→ **INFORMATION SHOWN**
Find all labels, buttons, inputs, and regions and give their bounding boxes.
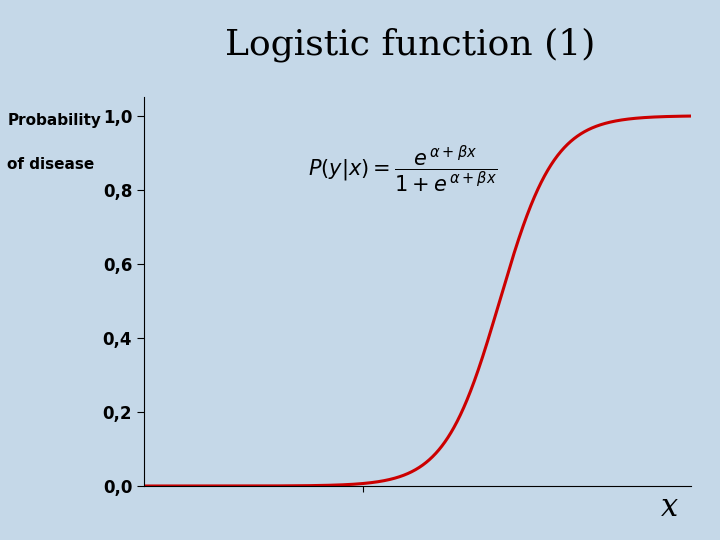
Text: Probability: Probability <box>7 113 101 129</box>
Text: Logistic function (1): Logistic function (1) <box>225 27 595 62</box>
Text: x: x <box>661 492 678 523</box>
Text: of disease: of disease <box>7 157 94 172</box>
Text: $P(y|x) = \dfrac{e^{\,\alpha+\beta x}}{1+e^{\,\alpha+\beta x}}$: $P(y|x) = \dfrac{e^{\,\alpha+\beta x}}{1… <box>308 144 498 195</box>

→ **WRITTEN EXERCISE**
Convert the records above into a two-column CSV with the header columns "instruction" and "output". Give one row per record, with the record's text and its answer each in a single quoted field, line breaks replaced by spaces, and the pictures left out.

→ **RESPONSE BELOW**
instruction,output
"Find all labels, buttons, inputs, and regions and give their bounding boxes.","Text: Probability: Probability <box>7 113 101 129</box> Text: Logistic function (1): Logistic function (1) <box>225 27 595 62</box> Text: x: x <box>661 492 678 523</box> Text: of disease: of disease <box>7 157 94 172</box> Text: $P(y|x) = \dfrac{e^{\,\alpha+\beta x}}{1+e^{\,\alpha+\beta x}}$: $P(y|x) = \dfrac{e^{\,\alpha+\beta x}}{1… <box>308 144 498 195</box>"